======== Source records
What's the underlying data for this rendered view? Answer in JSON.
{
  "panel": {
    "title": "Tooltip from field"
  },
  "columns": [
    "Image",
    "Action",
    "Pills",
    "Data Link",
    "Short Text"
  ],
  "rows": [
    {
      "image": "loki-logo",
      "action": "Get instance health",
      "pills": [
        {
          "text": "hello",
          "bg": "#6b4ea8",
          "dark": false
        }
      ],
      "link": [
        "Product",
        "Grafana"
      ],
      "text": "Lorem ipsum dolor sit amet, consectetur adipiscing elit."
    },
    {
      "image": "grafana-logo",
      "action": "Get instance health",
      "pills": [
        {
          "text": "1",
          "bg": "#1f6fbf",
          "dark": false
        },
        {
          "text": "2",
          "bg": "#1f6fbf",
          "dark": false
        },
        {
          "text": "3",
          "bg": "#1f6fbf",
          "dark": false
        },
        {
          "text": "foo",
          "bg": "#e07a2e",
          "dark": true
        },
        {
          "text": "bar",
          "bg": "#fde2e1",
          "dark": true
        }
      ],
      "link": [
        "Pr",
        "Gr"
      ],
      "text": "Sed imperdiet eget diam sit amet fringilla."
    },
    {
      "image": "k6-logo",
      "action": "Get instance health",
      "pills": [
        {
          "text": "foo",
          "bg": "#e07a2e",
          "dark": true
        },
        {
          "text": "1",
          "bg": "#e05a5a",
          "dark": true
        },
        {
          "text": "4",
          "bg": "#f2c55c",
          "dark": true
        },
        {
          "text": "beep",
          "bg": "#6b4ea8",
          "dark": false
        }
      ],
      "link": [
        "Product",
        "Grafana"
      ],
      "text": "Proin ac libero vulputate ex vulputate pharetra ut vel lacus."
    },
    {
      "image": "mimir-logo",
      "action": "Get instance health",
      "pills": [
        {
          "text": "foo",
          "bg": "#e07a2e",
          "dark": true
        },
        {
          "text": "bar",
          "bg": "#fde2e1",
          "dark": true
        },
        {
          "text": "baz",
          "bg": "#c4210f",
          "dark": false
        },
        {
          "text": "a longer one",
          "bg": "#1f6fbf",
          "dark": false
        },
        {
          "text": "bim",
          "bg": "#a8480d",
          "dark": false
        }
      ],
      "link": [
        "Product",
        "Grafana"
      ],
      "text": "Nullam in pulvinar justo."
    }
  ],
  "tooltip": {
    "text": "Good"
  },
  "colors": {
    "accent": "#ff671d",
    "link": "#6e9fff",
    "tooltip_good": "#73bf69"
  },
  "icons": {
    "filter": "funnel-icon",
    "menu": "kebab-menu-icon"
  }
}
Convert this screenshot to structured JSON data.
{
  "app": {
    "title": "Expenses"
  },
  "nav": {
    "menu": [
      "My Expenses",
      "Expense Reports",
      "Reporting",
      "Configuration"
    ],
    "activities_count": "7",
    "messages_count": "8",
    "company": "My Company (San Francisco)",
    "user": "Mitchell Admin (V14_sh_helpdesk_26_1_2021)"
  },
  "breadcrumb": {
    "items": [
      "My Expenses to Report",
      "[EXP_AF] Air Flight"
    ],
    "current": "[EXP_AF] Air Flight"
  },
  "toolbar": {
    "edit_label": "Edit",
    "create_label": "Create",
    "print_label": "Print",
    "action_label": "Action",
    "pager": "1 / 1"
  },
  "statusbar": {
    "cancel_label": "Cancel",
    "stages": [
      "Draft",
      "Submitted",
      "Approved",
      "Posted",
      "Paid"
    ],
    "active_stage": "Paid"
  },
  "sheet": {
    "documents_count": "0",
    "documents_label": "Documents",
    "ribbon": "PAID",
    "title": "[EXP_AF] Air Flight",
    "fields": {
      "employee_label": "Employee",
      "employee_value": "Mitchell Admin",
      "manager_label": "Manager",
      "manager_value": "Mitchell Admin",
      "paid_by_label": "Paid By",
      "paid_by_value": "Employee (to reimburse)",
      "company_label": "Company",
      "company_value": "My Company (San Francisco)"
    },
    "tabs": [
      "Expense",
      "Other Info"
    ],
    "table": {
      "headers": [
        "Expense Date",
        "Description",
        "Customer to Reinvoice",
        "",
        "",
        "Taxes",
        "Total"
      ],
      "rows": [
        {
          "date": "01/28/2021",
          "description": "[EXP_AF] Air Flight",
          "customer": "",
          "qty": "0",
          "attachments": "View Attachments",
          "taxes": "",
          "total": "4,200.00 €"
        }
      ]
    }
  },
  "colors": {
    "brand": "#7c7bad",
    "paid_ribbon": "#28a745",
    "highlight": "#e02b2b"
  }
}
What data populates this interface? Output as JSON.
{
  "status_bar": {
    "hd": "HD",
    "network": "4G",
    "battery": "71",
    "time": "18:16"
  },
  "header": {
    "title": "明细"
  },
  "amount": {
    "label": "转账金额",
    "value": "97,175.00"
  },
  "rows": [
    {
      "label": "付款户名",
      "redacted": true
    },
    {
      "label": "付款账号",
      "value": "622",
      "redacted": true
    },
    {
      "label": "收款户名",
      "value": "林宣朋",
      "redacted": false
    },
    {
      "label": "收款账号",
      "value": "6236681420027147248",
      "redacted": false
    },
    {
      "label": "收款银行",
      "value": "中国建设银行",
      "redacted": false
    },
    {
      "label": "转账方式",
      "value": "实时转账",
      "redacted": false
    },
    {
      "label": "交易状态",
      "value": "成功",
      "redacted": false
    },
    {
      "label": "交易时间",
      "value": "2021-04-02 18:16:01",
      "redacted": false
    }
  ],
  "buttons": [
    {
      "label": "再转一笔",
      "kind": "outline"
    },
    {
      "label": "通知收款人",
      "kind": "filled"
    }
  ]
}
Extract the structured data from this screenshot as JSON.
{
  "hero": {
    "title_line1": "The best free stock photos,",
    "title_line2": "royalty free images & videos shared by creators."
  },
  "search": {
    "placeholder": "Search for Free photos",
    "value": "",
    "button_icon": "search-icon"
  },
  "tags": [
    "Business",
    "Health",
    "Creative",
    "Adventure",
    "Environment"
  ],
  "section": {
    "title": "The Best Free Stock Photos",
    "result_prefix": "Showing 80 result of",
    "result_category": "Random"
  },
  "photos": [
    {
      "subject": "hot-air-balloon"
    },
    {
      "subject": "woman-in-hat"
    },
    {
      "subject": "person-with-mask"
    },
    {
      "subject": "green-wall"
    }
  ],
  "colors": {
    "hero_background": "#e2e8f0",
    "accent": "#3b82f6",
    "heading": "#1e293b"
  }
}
================
**Given instruction**
Copy all the entries verbatim.

**Full answer**
What's the underlying data for this rendered view? Answer in JSON.
{
  "panel": {
    "title": "Tooltip from field"
  },
  "columns": [
    "Image",
    "Action",
    "Pills",
    "Data Link",
    "Short Text"
  ],
  "rows": [
    {
      "image": "loki-logo",
      "action": "Get instance health",
      "pills": [
        {
          "text": "hello",
          "bg": "#6b4ea8",
          "dark": false
        }
      ],
      "link": [
        "Product",
        "Grafana"
      ],
      "text": "Lorem ipsum dolor sit amet, consectetur adipiscing elit."
    },
    {
      "image": "grafana-logo",
      "action": "Get instance health",
      "pills": [
        {
          "text": "1",
          "bg": "#1f6fbf",
          "dark": false
        },
        {
          "text": "2",
          "bg": "#1f6fbf",
          "dark": false
        },
        {
          "text": "3",
          "bg": "#1f6fbf",
          "dark": false
        },
        {
          "text": "foo",
          "bg": "#e07a2e",
          "dark": true
        },
        {
          "text": "bar",
          "bg": "#fde2e1",
          "dark": true
        }
      ],
      "link": [
        "Pr",
        "Gr"
      ],
      "text": "Sed imperdiet eget diam sit amet fringilla."
    },
    {
      "image": "k6-logo",
      "action": "Get instance health",
      "pills": [
        {
          "text": "foo",
          "bg": "#e07a2e",
          "dark": true
        },
        {
          "text": "1",
          "bg": "#e05a5a",
          "dark": true
        },
        {
          "text": "4",
          "bg": "#f2c55c",
          "dark": true
        },
        {
          "text": "beep",
          "bg": "#6b4ea8",
          "dark": false
        }
      ],
      "link": [
        "Product",
        "Grafana"
      ],
      "text": "Proin ac libero vulputate ex vulputate pharetra ut vel lacus."
    },
    {
      "image": "mimir-logo",
      "action": "Get instance health",
      "pills": [
        {
          "text": "foo",
          "bg": "#e07a2e",
          "dark": true
        },
        {
          "text": "bar",
          "bg": "#fde2e1",
          "dark": true
        },
        {
          "text": "baz",
          "bg": "#c4210f",
          "dark": false
        },
        {
          "text": "a longer one",
          "bg": "#1f6fbf",
          "dark": false
        },
        {
          "text": "bim",
          "bg": "#a8480d",
          "dark": false
        }
      ],
      "link": [
        "Product",
        "Grafana"
      ],
      "text": "Nullam in pulvinar justo."
    }
  ],
  "tooltip": {
    "text": "Good"
  },
  "colors": {
    "accent": "#ff671d",
    "link": "#6e9fff",
    "tooltip_good": "#73bf69"
  },
  "icons": {
    "filter": "funnel-icon",
    "menu": "kebab-menu-icon"
  }
}
Convert this screenshot to structured JSON data.
{
  "app": {
    "title": "Expenses"
  },
  "nav": {
    "menu": [
      "My Expenses",
      "Expense Reports",
      "Reporting",
      "Configuration"
    ],
    "activities_count": "7",
    "messages_count": "8",
    "company": "My Company (San Francisco)",
    "user": "Mitchell Admin (V14_sh_helpdesk_26_1_2021)"
  },
  "breadcrumb": {
    "items": [
      "My Expenses to Report",
      "[EXP_AF] Air Flight"
    ],
    "current": "[EXP_AF] Air Flight"
  },
  "toolbar": {
    "edit_label": "Edit",
    "create_label": "Create",
    "print_label": "Print",
    "action_label": "Action",
    "pager": "1 / 1"
  },
  "statusbar": {
    "cancel_label": "Cancel",
    "stages": [
      "Draft",
      "Submitted",
      "Approved",
      "Posted",
      "Paid"
    ],
    "active_stage": "Paid"
  },
  "sheet": {
    "documents_count": "0",
    "documents_label": "Documents",
    "ribbon": "PAID",
    "title": "[EXP_AF] Air Flight",
    "fields": {
      "employee_label": "Employee",
      "employee_value": "Mitchell Admin",
      "manager_label": "Manager",
      "manager_value": "Mitchell Admin",
      "paid_by_label": "Paid By",
      "paid_by_value": "Employee (to reimburse)",
      "company_label": "Company",
      "company_value": "My Company (San Francisco)"
    },
    "tabs": [
      "Expense",
      "Other Info"
    ],
    "table": {
      "headers": [
        "Expense Date",
        "Description",
        "Customer to Reinvoice",
        "",
        "",
        "Taxes",
        "Total"
      ],
      "rows": [
        {
          "date": "01/28/2021",
          "description": "[EXP_AF] Air Flight",
          "customer": "",
          "qty": "0",
          "attachments": "View Attachments",
          "taxes": "",
          "total": "4,200.00 €"
        }
      ]
    }
  },
  "colors": {
    "brand": "#7c7bad",
    "paid_ribbon": "#28a745",
    "highlight": "#e02b2b"
  }
}
What data populates this interface? Output as JSON.
{
  "status_bar": {
    "hd": "HD",
    "network": "4G",
    "battery": "71",
    "time": "18:16"
  },
  "header": {
    "title": "明细"
  },
  "amount": {
    "label": "转账金额",
    "value": "97,175.00"
  },
  "rows": [
    {
      "label": "付款户名",
      "redacted": true
    },
    {
      "label": "付款账号",
      "value": "622",
      "redacted": true
    },
    {
      "label": "收款户名",
      "value": "林宣朋",
      "redacted": false
    },
    {
      "label": "收款账号",
      "value": "6236681420027147248",
      "redacted": false
    },
    {
      "label": "收款银行",
      "value": "中国建设银行",
      "redacted": false
    },
    {
      "label": "转账方式",
      "value": "实时转账",
      "redacted": false
    },
    {
      "label": "交易状态",
      "value": "成功",
      "redacted": false
    },
    {
      "label": "交易时间",
      "value": "2021-04-02 18:16:01",
      "redacted": false
    }
  ],
  "buttons": [
    {
      "label": "再转一笔",
      "kind": "outline"
    },
    {
      "label": "通知收款人",
      "kind": "filled"
    }
  ]
}
Extract the structured data from this screenshot as JSON.
{
  "hero": {
    "title_line1": "The best free stock photos,",
    "title_line2": "royalty free images & videos shared by creators."
  },
  "search": {
    "placeholder": "Search for Free photos",
    "value": "",
    "button_icon": "search-icon"
  },
  "tags": [
    "Business",
    "Health",
    "Creative",
    "Adventure",
    "Environment"
  ],
  "section": {
    "title": "The Best Free Stock Photos",
    "result_prefix": "Showing 80 result of",
    "result_category": "Random"
  },
  "photos": [
    {
      "subject": "hot-air-balloon"
    },
    {
      "subject": "woman-in-hat"
    },
    {
      "subject": "person-with-mask"
    },
    {
      "subject": "green-wall"
    }
  ],
  "colors": {
    "hero_background": "#e2e8f0",
    "accent": "#3b82f6",
    "heading": "#1e293b"
  }
}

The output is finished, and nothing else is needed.